== Exercise prompt ==
Collect from the data below each line with "mATK".

━━━━━ Data excerpts

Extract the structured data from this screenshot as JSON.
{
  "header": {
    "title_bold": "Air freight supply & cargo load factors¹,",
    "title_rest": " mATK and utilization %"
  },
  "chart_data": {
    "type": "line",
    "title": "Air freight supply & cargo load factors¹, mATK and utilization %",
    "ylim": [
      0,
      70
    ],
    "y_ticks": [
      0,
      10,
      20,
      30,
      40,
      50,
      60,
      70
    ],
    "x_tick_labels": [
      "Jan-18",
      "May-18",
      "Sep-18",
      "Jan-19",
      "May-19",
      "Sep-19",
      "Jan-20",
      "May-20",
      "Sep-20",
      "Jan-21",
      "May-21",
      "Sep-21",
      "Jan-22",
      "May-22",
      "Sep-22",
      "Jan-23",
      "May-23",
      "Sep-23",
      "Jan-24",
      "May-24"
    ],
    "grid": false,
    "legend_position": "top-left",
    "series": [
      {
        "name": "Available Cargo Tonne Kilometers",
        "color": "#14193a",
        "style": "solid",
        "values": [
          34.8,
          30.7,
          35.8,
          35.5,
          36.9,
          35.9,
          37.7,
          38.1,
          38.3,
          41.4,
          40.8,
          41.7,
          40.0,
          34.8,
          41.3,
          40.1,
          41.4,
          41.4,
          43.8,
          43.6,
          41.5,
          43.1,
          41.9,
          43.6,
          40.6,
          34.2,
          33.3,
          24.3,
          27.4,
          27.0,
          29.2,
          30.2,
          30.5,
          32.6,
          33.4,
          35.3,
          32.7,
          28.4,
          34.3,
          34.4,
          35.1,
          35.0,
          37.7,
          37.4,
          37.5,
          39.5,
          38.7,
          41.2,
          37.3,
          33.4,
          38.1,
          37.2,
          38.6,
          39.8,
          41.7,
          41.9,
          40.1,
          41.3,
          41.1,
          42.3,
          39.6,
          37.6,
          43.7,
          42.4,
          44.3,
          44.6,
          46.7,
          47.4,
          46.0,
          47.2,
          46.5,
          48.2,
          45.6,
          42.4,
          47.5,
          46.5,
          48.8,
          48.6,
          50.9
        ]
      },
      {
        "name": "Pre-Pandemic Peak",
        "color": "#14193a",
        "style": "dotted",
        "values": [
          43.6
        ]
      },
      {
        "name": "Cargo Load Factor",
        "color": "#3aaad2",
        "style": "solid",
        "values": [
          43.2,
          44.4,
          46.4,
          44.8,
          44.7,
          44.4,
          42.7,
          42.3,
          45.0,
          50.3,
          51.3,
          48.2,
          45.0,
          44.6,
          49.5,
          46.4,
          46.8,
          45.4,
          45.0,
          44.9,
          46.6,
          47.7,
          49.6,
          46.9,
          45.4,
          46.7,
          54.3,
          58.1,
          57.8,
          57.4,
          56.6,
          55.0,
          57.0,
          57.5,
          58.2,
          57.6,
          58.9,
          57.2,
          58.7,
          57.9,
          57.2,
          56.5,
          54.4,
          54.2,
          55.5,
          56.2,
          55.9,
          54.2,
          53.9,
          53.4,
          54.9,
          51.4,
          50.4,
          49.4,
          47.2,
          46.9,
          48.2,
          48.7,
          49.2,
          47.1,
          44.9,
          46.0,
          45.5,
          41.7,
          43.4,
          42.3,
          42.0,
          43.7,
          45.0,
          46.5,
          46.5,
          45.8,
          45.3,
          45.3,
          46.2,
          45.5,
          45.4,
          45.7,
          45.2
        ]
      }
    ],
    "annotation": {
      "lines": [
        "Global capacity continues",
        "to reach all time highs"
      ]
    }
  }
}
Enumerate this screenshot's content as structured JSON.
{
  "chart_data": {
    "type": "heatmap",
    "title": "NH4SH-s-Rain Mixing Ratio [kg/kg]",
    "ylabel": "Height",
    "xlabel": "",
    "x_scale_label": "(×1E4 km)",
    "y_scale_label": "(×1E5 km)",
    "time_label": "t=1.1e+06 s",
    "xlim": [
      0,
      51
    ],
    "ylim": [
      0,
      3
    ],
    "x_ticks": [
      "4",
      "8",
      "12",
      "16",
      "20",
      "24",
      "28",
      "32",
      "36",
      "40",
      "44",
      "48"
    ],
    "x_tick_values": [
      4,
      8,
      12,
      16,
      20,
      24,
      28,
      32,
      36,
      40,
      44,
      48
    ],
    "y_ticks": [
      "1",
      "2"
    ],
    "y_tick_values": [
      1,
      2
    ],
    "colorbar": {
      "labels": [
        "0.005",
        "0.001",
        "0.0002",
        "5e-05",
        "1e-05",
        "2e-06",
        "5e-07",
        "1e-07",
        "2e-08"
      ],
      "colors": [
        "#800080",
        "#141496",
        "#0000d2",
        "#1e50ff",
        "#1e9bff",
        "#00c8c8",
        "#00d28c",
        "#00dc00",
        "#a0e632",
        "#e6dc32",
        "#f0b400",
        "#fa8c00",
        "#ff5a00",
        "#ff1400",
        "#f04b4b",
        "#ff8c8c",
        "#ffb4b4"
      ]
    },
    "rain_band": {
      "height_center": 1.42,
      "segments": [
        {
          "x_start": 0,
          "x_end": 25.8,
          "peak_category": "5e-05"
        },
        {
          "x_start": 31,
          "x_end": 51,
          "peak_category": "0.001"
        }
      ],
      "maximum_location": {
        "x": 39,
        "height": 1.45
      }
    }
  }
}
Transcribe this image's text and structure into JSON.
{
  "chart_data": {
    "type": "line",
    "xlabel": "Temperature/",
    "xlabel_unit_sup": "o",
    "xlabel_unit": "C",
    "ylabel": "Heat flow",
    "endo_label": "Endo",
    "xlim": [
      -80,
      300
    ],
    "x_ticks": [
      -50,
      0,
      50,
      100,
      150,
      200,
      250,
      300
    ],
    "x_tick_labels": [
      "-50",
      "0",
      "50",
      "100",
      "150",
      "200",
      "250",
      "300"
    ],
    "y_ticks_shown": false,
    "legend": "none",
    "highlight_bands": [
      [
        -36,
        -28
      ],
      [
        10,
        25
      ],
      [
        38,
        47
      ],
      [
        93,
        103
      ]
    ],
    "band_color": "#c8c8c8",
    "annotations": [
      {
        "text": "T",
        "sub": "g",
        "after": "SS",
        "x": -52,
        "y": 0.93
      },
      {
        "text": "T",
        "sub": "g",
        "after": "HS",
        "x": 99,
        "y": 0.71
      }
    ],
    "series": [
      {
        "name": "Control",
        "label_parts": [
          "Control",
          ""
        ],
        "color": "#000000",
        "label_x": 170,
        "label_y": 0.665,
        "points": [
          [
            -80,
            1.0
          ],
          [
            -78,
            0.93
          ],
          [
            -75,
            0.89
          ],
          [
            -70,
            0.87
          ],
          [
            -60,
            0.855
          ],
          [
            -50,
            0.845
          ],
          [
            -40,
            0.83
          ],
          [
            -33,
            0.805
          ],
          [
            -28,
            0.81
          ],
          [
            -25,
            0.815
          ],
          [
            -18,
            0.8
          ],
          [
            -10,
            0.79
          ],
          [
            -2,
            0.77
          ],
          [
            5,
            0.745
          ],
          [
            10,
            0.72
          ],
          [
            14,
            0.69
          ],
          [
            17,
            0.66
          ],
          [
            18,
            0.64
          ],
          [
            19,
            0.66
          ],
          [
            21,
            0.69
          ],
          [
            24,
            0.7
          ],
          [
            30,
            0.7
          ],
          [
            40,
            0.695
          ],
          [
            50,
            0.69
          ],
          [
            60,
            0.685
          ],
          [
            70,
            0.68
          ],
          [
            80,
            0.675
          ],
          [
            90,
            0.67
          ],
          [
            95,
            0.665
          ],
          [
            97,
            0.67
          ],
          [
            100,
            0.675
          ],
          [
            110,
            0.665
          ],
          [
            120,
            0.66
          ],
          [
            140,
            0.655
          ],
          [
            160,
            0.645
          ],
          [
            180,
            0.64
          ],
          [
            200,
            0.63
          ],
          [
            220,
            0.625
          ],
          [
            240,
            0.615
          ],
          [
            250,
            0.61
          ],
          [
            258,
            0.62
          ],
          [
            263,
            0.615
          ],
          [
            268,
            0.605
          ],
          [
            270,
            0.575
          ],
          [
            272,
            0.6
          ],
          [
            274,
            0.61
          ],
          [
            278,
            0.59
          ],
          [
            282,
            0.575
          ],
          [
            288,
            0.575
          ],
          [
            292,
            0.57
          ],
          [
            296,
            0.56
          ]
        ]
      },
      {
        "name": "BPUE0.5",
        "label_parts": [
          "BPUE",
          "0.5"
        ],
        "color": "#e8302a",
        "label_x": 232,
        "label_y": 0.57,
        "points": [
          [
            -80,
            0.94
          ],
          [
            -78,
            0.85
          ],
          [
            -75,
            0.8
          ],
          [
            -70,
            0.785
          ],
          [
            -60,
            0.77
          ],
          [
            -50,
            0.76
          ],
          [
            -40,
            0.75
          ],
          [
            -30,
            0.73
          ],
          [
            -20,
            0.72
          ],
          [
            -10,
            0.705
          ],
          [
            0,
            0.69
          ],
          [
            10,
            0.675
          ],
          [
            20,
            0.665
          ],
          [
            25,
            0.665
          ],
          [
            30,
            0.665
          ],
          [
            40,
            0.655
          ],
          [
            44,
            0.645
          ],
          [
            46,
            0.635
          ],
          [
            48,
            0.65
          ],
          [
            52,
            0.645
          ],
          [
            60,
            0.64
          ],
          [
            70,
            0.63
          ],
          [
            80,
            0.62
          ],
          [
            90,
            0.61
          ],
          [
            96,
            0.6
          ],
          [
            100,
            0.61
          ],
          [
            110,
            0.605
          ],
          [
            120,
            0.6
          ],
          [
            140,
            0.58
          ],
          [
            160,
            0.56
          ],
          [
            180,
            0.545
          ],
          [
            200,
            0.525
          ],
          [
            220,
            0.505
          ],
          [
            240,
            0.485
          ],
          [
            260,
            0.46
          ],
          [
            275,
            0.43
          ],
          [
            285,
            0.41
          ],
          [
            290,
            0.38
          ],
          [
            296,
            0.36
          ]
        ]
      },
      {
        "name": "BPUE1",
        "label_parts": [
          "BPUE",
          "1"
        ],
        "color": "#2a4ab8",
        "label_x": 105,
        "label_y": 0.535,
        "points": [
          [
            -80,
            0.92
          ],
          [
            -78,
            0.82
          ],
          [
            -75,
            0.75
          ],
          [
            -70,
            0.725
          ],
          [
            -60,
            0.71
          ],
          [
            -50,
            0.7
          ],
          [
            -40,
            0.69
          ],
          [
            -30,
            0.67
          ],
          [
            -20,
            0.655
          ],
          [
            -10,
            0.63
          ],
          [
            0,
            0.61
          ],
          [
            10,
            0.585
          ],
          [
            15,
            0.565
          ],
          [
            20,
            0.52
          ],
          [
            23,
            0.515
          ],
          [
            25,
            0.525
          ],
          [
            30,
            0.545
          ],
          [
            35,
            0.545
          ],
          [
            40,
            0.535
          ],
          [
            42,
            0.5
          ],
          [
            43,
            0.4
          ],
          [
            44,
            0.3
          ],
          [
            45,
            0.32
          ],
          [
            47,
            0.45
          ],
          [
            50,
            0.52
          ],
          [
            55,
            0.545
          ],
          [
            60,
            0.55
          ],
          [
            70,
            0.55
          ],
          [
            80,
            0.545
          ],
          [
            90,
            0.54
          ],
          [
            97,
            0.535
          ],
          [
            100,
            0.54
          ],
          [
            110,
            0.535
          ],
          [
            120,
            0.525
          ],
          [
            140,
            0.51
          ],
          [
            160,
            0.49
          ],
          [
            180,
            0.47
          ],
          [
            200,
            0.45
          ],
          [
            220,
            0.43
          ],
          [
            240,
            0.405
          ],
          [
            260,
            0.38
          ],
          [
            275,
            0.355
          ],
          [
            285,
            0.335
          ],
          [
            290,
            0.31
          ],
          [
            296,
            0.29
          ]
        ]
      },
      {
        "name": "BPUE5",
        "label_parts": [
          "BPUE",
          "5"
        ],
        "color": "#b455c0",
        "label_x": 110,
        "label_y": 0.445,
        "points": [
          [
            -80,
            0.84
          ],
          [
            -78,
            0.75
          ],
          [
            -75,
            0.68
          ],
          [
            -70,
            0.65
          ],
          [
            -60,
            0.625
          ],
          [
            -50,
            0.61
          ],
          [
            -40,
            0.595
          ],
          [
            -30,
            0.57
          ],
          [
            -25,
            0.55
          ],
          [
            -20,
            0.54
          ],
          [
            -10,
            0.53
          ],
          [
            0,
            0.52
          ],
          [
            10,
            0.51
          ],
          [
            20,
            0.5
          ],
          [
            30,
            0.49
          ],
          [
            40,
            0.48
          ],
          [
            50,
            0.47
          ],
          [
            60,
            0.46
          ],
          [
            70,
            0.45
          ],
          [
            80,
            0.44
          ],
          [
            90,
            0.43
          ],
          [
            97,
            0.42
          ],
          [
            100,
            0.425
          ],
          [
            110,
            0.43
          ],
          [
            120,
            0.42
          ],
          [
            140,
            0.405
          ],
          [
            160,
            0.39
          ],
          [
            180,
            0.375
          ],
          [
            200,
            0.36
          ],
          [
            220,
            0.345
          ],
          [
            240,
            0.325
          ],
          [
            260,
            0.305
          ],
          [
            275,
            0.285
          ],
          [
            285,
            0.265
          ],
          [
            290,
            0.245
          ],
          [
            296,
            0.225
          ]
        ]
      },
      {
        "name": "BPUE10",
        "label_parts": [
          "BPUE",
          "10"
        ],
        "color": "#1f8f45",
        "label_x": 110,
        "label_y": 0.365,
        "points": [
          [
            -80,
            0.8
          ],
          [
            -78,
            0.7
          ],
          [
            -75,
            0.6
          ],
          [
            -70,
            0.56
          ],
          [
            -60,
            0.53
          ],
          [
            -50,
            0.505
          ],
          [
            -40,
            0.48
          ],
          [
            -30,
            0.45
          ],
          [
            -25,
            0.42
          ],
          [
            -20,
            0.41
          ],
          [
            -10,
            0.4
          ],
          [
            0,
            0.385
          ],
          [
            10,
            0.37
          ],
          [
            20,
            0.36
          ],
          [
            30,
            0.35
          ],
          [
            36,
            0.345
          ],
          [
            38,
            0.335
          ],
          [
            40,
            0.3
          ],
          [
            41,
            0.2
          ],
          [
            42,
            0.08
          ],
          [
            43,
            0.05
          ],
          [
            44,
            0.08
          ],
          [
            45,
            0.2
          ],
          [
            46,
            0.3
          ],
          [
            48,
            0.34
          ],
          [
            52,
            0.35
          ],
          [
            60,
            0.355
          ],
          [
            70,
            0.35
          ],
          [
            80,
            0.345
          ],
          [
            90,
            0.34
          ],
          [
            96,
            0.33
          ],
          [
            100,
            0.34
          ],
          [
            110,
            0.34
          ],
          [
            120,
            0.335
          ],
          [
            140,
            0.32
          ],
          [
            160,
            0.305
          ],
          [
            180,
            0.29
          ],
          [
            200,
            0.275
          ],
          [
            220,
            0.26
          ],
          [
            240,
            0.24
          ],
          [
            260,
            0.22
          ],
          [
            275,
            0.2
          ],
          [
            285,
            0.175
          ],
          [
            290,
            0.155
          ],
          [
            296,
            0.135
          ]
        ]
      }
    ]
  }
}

━━━━━━━━━━

== Solution ==
    "title_rest": " mATK and utilization %"
    "title": "Air freight supply & cargo load factors¹, mATK and utilization %",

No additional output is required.